Produce a verbatim copy of the entries listed below.

Figure record extracts:
◇ ◇ ◇
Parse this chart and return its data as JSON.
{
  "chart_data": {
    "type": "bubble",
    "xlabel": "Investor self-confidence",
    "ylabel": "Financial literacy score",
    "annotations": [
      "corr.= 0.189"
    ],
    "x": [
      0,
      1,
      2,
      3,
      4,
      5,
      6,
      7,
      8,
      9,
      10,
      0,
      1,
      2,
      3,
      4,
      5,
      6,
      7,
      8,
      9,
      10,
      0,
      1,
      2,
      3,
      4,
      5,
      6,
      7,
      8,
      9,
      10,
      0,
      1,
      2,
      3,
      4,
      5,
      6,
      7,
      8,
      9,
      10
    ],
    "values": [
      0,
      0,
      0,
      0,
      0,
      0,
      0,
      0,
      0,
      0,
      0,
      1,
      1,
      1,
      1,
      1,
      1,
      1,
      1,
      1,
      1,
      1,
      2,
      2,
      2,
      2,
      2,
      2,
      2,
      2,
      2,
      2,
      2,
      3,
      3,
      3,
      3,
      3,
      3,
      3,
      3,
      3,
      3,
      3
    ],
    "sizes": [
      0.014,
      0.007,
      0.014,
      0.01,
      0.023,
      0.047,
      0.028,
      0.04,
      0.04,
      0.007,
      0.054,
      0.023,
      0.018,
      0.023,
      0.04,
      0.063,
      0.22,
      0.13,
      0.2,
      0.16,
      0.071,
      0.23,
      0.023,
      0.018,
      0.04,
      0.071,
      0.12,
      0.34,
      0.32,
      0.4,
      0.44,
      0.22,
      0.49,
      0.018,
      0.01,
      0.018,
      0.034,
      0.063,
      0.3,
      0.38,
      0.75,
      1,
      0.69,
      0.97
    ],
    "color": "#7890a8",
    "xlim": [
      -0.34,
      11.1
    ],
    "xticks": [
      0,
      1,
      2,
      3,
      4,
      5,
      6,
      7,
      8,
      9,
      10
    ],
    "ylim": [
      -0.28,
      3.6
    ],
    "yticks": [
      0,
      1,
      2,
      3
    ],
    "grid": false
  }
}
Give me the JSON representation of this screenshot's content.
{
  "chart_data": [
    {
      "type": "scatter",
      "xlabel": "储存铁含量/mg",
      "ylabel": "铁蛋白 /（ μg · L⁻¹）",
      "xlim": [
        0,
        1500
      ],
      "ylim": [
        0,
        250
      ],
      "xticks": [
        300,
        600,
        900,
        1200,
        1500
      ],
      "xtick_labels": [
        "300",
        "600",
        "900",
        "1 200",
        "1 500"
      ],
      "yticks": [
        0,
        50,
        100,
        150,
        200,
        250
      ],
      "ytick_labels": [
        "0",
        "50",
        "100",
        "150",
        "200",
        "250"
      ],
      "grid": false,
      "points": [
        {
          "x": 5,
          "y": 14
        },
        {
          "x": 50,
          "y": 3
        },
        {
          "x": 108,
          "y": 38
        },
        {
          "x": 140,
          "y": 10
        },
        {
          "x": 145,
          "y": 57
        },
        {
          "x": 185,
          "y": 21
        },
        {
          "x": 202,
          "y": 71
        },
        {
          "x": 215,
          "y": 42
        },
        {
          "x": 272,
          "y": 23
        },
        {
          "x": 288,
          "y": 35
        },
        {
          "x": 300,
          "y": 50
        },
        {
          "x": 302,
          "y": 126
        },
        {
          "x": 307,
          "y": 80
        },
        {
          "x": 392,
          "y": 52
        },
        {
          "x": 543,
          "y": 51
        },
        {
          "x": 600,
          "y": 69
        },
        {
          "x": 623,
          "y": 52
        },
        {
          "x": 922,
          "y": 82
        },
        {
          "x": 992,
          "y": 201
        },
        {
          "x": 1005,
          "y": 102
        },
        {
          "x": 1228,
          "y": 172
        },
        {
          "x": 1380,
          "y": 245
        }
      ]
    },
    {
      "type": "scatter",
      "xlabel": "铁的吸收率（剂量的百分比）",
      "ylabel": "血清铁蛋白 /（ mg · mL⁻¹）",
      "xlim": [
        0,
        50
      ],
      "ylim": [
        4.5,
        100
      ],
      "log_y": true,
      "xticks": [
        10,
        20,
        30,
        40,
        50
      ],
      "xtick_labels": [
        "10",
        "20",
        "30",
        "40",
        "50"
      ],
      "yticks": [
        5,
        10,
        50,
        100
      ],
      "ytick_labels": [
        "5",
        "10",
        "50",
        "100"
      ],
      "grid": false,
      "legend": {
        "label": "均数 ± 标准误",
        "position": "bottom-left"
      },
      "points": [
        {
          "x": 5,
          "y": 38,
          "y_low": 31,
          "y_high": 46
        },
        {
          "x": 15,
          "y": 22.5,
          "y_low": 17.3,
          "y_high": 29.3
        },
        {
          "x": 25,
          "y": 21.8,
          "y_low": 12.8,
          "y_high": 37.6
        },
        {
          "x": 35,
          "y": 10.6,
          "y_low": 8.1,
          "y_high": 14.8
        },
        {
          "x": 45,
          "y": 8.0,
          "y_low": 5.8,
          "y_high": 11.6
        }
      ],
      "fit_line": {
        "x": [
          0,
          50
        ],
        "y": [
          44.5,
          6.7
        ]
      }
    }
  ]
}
◇ ◇ ◇
> [Written solution]:
Parse this chart and return its data as JSON.
{
  "chart_data": {
    "type": "bubble",
    "xlabel": "Investor self-confidence",
    "ylabel": "Financial literacy score",
    "annotations": [
      "corr.= 0.189"
    ],
    "x": [
      0,
      1,
      2,
      3,
      4,
      5,
      6,
      7,
      8,
      9,
      10,
      0,
      1,
      2,
      3,
      4,
      5,
      6,
      7,
      8,
      9,
      10,
      0,
      1,
      2,
      3,
      4,
      5,
      6,
      7,
      8,
      9,
      10,
      0,
      1,
      2,
      3,
      4,
      5,
      6,
      7,
      8,
      9,
      10
    ],
    "values": [
      0,
      0,
      0,
      0,
      0,
      0,
      0,
      0,
      0,
      0,
      0,
      1,
      1,
      1,
      1,
      1,
      1,
      1,
      1,
      1,
      1,
      1,
      2,
      2,
      2,
      2,
      2,
      2,
      2,
      2,
      2,
      2,
      2,
      3,
      3,
      3,
      3,
      3,
      3,
      3,
      3,
      3,
      3,
      3
    ],
    "sizes": [
      0.014,
      0.007,
      0.014,
      0.01,
      0.023,
      0.047,
      0.028,
      0.04,
      0.04,
      0.007,
      0.054,
      0.023,
      0.018,
      0.023,
      0.04,
      0.063,
      0.22,
      0.13,
      0.2,
      0.16,
      0.071,
      0.23,
      0.023,
      0.018,
      0.04,
      0.071,
      0.12,
      0.34,
      0.32,
      0.4,
      0.44,
      0.22,
      0.49,
      0.018,
      0.01,
      0.018,
      0.034,
      0.063,
      0.3,
      0.38,
      0.75,
      1,
      0.69,
      0.97
    ],
    "color": "#7890a8",
    "xlim": [
      -0.34,
      11.1
    ],
    "xticks": [
      0,
      1,
      2,
      3,
      4,
      5,
      6,
      7,
      8,
      9,
      10
    ],
    "ylim": [
      -0.28,
      3.6
    ],
    "yticks": [
      0,
      1,
      2,
      3
    ],
    "grid": false
  }
}
Give me the JSON representation of this screenshot's content.
{
  "chart_data": [
    {
      "type": "scatter",
      "xlabel": "储存铁含量/mg",
      "ylabel": "铁蛋白 /（ μg · L⁻¹）",
      "xlim": [
        0,
        1500
      ],
      "ylim": [
        0,
        250
      ],
      "xticks": [
        300,
        600,
        900,
        1200,
        1500
      ],
      "xtick_labels": [
        "300",
        "600",
        "900",
        "1 200",
        "1 500"
      ],
      "yticks": [
        0,
        50,
        100,
        150,
        200,
        250
      ],
      "ytick_labels": [
        "0",
        "50",
        "100",
        "150",
        "200",
        "250"
      ],
      "grid": false,
      "points": [
        {
          "x": 5,
          "y": 14
        },
        {
          "x": 50,
          "y": 3
        },
        {
          "x": 108,
          "y": 38
        },
        {
          "x": 140,
          "y": 10
        },
        {
          "x": 145,
          "y": 57
        },
        {
          "x": 185,
          "y": 21
        },
        {
          "x": 202,
          "y": 71
        },
        {
          "x": 215,
          "y": 42
        },
        {
          "x": 272,
          "y": 23
        },
        {
          "x": 288,
          "y": 35
        },
        {
          "x": 300,
          "y": 50
        },
        {
          "x": 302,
          "y": 126
        },
        {
          "x": 307,
          "y": 80
        },
        {
          "x": 392,
          "y": 52
        },
        {
          "x": 543,
          "y": 51
        },
        {
          "x": 600,
          "y": 69
        },
        {
          "x": 623,
          "y": 52
        },
        {
          "x": 922,
          "y": 82
        },
        {
          "x": 992,
          "y": 201
        },
        {
          "x": 1005,
          "y": 102
        },
        {
          "x": 1228,
          "y": 172
        },
        {
          "x": 1380,
          "y": 245
        }
      ]
    },
    {
      "type": "scatter",
      "xlabel": "铁的吸收率（剂量的百分比）",
      "ylabel": "血清铁蛋白 /（ mg · mL⁻¹）",
      "xlim": [
        0,
        50
      ],
      "ylim": [
        4.5,
        100
      ],
      "log_y": true,
      "xticks": [
        10,
        20,
        30,
        40,
        50
      ],
      "xtick_labels": [
        "10",
        "20",
        "30",
        "40",
        "50"
      ],
      "yticks": [
        5,
        10,
        50,
        100
      ],
      "ytick_labels": [
        "5",
        "10",
        "50",
        "100"
      ],
      "grid": false,
      "legend": {
        "label": "均数 ± 标准误",
        "position": "bottom-left"
      },
      "points": [
        {
          "x": 5,
          "y": 38,
          "y_low": 31,
          "y_high": 46
        },
        {
          "x": 15,
          "y": 22.5,
          "y_low": 17.3,
          "y_high": 29.3
        },
        {
          "x": 25,
          "y": 21.8,
          "y_low": 12.8,
          "y_high": 37.6
        },
        {
          "x": 35,
          "y": 10.6,
          "y_low": 8.1,
          "y_high": 14.8
        },
        {
          "x": 45,
          "y": 8.0,
          "y_low": 5.8,
          "y_high": 11.6
        }
      ],
      "fit_line": {
        "x": [
          0,
          50
        ],
        "y": [
          44.5,
          6.7
        ]
      }
    }
  ]
}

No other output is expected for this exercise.